_THE DATA:_
_ _ _

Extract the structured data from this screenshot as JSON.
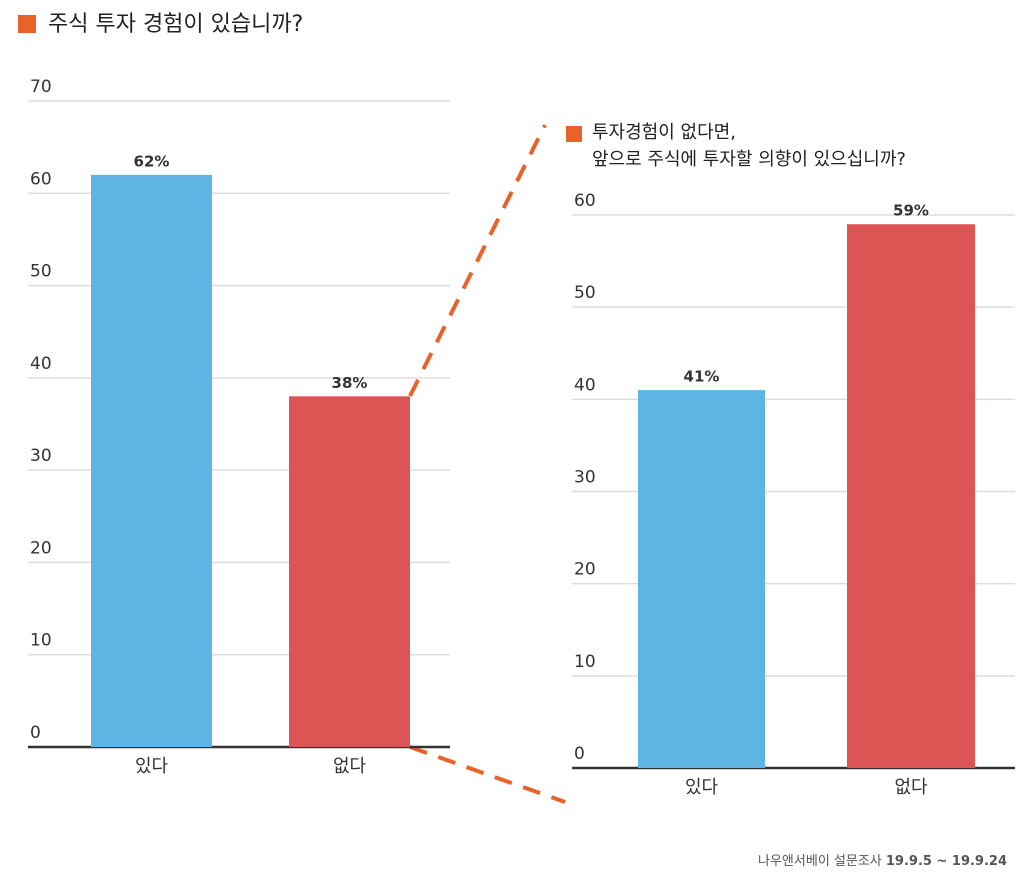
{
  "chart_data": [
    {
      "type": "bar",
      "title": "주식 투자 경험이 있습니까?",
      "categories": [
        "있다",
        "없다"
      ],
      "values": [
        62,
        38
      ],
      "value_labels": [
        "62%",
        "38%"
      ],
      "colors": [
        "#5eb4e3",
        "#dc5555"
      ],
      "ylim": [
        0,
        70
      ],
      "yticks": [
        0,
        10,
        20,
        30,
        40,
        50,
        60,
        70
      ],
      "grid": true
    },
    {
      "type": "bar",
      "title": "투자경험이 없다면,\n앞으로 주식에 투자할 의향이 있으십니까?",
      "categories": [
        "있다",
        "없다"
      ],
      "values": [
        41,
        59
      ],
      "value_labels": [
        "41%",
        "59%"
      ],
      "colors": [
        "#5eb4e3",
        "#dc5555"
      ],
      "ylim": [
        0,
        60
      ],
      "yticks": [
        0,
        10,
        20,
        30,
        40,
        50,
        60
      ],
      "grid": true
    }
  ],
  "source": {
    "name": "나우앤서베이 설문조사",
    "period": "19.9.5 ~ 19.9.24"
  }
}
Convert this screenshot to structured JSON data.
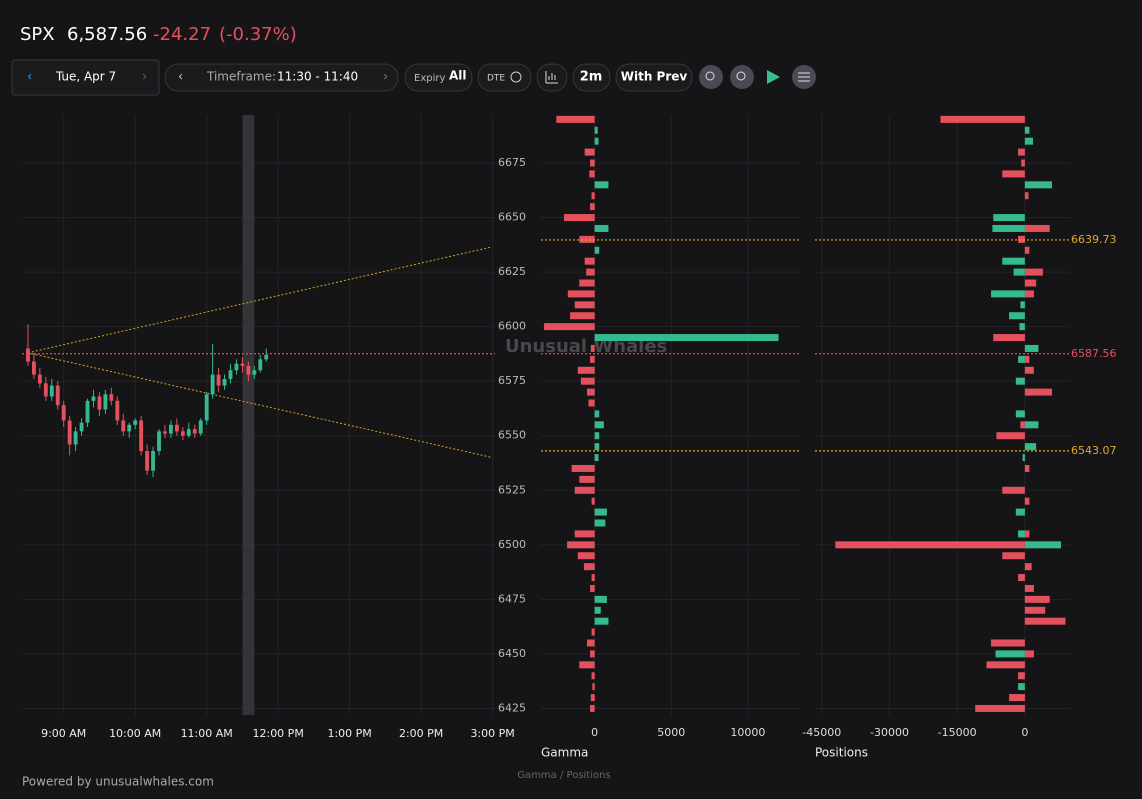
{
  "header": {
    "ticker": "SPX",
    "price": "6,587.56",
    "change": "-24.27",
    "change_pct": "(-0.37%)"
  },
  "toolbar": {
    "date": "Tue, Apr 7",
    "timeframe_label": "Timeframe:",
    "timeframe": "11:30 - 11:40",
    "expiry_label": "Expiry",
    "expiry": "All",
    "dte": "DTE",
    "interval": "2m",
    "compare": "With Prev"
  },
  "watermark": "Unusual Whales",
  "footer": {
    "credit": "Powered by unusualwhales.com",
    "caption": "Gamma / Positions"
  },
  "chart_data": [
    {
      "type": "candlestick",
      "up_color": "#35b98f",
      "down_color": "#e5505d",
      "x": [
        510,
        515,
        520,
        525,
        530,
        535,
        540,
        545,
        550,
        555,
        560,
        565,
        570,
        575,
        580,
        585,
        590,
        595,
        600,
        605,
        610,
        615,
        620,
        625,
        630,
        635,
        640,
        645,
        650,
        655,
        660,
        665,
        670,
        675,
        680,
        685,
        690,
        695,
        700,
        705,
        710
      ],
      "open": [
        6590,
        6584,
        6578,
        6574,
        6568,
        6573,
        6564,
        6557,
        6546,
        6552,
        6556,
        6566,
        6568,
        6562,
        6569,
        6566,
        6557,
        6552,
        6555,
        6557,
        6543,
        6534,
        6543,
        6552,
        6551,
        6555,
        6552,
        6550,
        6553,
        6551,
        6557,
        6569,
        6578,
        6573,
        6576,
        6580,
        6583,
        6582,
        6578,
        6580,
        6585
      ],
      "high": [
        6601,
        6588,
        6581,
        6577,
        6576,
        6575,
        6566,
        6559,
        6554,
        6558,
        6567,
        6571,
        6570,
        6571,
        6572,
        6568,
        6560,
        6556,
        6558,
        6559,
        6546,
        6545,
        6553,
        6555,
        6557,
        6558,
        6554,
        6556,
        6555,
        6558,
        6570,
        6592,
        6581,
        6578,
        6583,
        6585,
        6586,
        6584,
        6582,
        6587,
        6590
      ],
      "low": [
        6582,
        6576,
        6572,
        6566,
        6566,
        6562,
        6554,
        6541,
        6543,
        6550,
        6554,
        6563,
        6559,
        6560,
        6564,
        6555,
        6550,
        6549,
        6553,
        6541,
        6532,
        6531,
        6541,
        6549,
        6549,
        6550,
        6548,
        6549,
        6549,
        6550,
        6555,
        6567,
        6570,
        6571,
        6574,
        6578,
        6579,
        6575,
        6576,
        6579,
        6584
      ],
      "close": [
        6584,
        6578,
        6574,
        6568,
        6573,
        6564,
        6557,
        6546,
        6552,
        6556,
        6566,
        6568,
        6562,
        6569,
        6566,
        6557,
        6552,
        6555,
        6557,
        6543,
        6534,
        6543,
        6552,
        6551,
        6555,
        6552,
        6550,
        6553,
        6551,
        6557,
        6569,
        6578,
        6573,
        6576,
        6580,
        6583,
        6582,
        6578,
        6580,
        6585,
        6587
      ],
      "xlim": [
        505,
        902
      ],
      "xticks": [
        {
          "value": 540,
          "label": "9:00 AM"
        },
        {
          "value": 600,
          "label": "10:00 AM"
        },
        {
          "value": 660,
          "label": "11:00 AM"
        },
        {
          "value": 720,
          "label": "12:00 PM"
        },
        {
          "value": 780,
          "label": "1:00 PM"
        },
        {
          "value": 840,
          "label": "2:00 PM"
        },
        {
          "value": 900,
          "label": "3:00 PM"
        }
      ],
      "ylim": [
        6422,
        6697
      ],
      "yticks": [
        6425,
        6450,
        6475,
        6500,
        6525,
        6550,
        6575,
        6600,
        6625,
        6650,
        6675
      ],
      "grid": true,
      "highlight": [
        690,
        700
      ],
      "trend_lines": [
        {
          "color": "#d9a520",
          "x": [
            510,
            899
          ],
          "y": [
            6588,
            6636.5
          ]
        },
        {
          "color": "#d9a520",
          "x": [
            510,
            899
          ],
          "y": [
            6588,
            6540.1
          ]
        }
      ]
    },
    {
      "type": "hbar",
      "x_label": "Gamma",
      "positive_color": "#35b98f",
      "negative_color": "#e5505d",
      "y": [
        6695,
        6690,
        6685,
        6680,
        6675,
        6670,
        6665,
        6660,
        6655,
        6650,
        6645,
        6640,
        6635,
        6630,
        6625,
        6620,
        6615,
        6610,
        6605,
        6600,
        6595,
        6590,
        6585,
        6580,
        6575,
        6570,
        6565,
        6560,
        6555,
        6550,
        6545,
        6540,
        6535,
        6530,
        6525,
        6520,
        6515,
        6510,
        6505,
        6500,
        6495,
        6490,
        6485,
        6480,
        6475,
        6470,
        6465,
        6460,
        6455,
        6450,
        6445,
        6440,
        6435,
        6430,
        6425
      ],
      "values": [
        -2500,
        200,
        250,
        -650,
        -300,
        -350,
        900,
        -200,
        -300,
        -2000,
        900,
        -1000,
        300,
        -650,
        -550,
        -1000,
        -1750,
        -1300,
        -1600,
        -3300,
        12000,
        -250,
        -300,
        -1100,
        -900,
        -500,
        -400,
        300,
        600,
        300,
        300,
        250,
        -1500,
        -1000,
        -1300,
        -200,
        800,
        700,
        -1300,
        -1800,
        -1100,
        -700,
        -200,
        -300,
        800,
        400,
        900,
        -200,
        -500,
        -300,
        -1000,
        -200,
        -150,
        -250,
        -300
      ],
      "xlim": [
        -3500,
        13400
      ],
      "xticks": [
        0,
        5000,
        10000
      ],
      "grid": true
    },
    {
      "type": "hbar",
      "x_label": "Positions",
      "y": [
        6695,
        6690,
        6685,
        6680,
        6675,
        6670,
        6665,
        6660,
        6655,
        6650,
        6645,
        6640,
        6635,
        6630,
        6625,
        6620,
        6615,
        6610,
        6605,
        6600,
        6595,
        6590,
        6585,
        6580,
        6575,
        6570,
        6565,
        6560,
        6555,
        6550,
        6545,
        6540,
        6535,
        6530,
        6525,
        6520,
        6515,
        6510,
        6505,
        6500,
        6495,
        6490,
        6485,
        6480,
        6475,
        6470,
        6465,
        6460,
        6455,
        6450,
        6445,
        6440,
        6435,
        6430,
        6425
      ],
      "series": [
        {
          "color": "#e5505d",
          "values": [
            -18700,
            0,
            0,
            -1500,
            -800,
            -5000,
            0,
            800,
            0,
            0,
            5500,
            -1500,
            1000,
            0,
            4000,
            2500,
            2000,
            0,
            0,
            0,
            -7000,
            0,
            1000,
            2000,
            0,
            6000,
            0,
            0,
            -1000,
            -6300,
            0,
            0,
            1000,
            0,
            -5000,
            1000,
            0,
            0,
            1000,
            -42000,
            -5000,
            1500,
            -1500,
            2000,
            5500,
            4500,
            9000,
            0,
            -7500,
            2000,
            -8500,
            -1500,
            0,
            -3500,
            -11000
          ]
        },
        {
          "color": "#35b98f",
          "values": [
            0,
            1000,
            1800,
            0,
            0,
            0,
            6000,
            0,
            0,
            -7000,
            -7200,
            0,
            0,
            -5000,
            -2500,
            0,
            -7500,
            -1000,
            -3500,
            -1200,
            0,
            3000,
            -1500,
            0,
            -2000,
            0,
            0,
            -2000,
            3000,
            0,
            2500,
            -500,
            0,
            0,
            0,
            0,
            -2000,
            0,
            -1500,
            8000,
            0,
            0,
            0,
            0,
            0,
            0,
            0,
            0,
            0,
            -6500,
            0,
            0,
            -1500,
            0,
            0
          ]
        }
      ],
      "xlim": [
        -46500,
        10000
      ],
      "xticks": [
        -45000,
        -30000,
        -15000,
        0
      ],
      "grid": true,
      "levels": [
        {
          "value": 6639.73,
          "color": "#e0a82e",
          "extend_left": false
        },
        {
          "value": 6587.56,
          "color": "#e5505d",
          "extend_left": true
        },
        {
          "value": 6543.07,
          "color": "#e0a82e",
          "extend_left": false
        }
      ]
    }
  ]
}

_ _ _

_WHAT IS BEING ASKED:_ Pull out every line of the records above that contains the word "this".

_RESULT OF THE EXERCISE:_
Extract the structured data from this screenshot as JSON.
Convert this screenshot to structured JSON data.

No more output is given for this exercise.